Data records
+++++

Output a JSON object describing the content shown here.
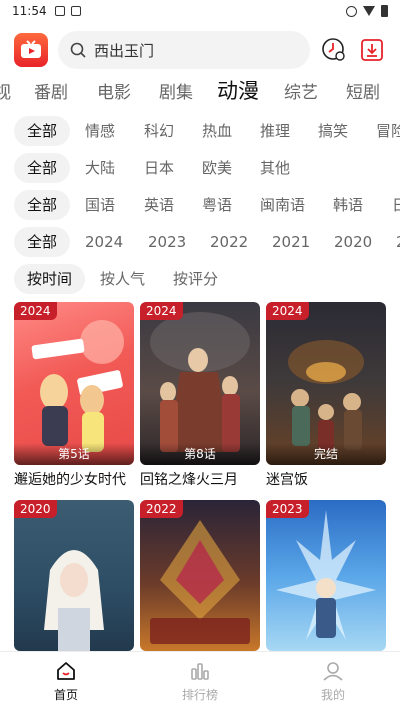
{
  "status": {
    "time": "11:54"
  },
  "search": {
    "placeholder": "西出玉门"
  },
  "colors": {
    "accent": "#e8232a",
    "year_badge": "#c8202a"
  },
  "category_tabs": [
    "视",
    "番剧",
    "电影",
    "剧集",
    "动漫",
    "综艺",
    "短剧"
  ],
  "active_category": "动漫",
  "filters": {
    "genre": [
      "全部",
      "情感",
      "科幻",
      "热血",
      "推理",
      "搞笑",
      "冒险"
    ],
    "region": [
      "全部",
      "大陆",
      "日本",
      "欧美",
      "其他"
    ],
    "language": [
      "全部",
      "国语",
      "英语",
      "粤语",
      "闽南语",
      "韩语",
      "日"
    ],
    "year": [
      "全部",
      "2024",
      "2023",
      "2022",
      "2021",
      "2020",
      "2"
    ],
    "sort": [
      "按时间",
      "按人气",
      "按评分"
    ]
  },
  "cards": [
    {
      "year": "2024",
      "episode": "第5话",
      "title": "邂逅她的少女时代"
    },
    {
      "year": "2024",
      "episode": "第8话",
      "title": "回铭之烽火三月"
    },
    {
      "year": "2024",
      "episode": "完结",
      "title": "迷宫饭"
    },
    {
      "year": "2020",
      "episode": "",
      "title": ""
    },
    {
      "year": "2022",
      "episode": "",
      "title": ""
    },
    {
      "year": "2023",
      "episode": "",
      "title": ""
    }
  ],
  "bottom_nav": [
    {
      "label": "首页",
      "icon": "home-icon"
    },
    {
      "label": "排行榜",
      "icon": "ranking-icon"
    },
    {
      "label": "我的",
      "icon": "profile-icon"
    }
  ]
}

+++++

> [INSTRUCTIONS TO FOLLOW]:
Repeat every record precisely. Any picture among them stays out of the copy.

> [THE ANSWER]:
Output a JSON object describing the content shown here.
{
  "status": {
    "time": "11:54"
  },
  "search": {
    "placeholder": "西出玉门"
  },
  "colors": {
    "accent": "#e8232a",
    "year_badge": "#c8202a"
  },
  "category_tabs": [
    "视",
    "番剧",
    "电影",
    "剧集",
    "动漫",
    "综艺",
    "短剧"
  ],
  "active_category": "动漫",
  "filters": {
    "genre": [
      "全部",
      "情感",
      "科幻",
      "热血",
      "推理",
      "搞笑",
      "冒险"
    ],
    "region": [
      "全部",
      "大陆",
      "日本",
      "欧美",
      "其他"
    ],
    "language": [
      "全部",
      "国语",
      "英语",
      "粤语",
      "闽南语",
      "韩语",
      "日"
    ],
    "year": [
      "全部",
      "2024",
      "2023",
      "2022",
      "2021",
      "2020",
      "2"
    ],
    "sort": [
      "按时间",
      "按人气",
      "按评分"
    ]
  },
  "cards": [
    {
      "year": "2024",
      "episode": "第5话",
      "title": "邂逅她的少女时代"
    },
    {
      "year": "2024",
      "episode": "第8话",
      "title": "回铭之烽火三月"
    },
    {
      "year": "2024",
      "episode": "完结",
      "title": "迷宫饭"
    },
    {
      "year": "2020",
      "episode": "",
      "title": ""
    },
    {
      "year": "2022",
      "episode": "",
      "title": ""
    },
    {
      "year": "2023",
      "episode": "",
      "title": ""
    }
  ],
  "bottom_nav": [
    {
      "label": "首页",
      "icon": "home-icon"
    },
    {
      "label": "排行榜",
      "icon": "ranking-icon"
    },
    {
      "label": "我的",
      "icon": "profile-icon"
    }
  ]
}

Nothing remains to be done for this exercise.